»»
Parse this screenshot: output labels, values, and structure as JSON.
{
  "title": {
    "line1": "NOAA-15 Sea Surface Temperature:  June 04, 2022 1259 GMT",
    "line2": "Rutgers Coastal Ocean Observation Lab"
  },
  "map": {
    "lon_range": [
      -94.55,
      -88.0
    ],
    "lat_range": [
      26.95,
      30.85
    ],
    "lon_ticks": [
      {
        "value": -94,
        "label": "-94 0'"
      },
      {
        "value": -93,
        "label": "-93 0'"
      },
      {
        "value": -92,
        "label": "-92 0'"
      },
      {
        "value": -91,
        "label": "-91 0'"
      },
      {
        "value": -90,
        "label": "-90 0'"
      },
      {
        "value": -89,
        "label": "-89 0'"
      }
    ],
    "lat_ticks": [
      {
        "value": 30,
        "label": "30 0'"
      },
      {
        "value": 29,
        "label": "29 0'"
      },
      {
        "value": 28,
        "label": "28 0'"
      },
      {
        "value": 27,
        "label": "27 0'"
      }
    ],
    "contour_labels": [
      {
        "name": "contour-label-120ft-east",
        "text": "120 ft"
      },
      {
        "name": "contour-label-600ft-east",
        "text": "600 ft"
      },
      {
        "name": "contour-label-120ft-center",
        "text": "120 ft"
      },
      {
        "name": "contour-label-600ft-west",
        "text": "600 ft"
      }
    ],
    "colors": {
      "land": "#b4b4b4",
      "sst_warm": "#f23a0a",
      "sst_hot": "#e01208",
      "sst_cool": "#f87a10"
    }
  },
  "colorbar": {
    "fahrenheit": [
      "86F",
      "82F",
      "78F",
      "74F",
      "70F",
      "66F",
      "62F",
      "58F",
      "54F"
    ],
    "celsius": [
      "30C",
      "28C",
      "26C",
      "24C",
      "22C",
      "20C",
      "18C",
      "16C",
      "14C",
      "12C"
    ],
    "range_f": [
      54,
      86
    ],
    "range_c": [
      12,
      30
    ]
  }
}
««
**AIM**
Every entry must be quoted exactly as it appears above.

**ANSWER TO THE TASK**
Parse this screenshot: output labels, values, and structure as JSON.
{
  "title": {
    "line1": "NOAA-15 Sea Surface Temperature:  June 04, 2022 1259 GMT",
    "line2": "Rutgers Coastal Ocean Observation Lab"
  },
  "map": {
    "lon_range": [
      -94.55,
      -88.0
    ],
    "lat_range": [
      26.95,
      30.85
    ],
    "lon_ticks": [
      {
        "value": -94,
        "label": "-94 0'"
      },
      {
        "value": -93,
        "label": "-93 0'"
      },
      {
        "value": -92,
        "label": "-92 0'"
      },
      {
        "value": -91,
        "label": "-91 0'"
      },
      {
        "value": -90,
        "label": "-90 0'"
      },
      {
        "value": -89,
        "label": "-89 0'"
      }
    ],
    "lat_ticks": [
      {
        "value": 30,
        "label": "30 0'"
      },
      {
        "value": 29,
        "label": "29 0'"
      },
      {
        "value": 28,
        "label": "28 0'"
      },
      {
        "value": 27,
        "label": "27 0'"
      }
    ],
    "contour_labels": [
      {
        "name": "contour-label-120ft-east",
        "text": "120 ft"
      },
      {
        "name": "contour-label-600ft-east",
        "text": "600 ft"
      },
      {
        "name": "contour-label-120ft-center",
        "text": "120 ft"
      },
      {
        "name": "contour-label-600ft-west",
        "text": "600 ft"
      }
    ],
    "colors": {
      "land": "#b4b4b4",
      "sst_warm": "#f23a0a",
      "sst_hot": "#e01208",
      "sst_cool": "#f87a10"
    }
  },
  "colorbar": {
    "fahrenheit": [
      "86F",
      "82F",
      "78F",
      "74F",
      "70F",
      "66F",
      "62F",
      "58F",
      "54F"
    ],
    "celsius": [
      "30C",
      "28C",
      "26C",
      "24C",
      "22C",
      "20C",
      "18C",
      "16C",
      "14C",
      "12C"
    ],
    "range_f": [
      54,
      86
    ],
    "range_c": [
      12,
      30
    ]
  }
}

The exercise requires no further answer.